>> BEGIN ITEMS

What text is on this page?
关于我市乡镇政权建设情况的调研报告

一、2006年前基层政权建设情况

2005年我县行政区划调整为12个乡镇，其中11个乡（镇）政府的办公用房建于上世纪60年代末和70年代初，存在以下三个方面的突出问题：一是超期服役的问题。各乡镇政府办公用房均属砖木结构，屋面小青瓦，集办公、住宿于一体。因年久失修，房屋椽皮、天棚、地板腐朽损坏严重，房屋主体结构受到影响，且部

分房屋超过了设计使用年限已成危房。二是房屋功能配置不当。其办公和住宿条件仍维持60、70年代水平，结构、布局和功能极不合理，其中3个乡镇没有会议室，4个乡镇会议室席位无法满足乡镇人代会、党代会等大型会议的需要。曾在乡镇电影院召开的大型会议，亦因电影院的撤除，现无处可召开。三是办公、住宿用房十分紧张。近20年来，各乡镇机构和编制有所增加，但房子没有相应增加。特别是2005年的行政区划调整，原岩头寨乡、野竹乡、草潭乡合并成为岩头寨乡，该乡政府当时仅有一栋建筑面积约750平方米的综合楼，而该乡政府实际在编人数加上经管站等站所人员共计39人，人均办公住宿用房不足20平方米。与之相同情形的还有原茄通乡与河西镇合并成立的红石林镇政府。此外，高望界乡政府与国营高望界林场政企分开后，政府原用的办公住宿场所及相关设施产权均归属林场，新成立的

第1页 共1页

>> END ITEMS

Give the entries again in full, exactly as they are written.

What text is on this page?
关于我市乡镇政权建设情况的调研报告

一、2006年前基层政权建设情况

2005年我县行政区划调整为12个乡镇，其中11个乡（镇）政府的办公用房建于上世纪60年代末和70年代初，存在以下三个方面的突出问题：一是超期服役的问题。各乡镇政府办公用房均属砖木结构，屋面小青瓦，集办公、住宿于一体。因年久失修，房屋椽皮、天棚、地板腐朽损坏严重，房屋主体结构受到影响，且部

分房屋超过了设计使用年限已成危房。二是房屋功能配置不当。其办公和住宿条件仍维持60、70年代水平，结构、布局和功能极不合理，其中3个乡镇没有会议室，4个乡镇会议室席位无法满足乡镇人代会、党代会等大型会议的需要。曾在乡镇电影院召开的大型会议，亦因电影院的撤除，现无处可召开。三是办公、住宿用房十分紧张。近20年来，各乡镇机构和编制有所增加，但房子没有相应增加。特别是2005年的行政区划调整，原岩头寨乡、野竹乡、草潭乡合并成为岩头寨乡，该乡政府当时仅有一栋建筑面积约750平方米的综合楼，而该乡政府实际在编人数加上经管站等站所人员共计39人，人均办公住宿用房不足20平方米。与之相同情形的还有原茄通乡与河西镇合并成立的红石林镇政府。此外，高望界乡政府与国营高望界林场政企分开后，政府原用的办公住宿场所及相关设施产权均归属林场，新成立的

第1页 共1页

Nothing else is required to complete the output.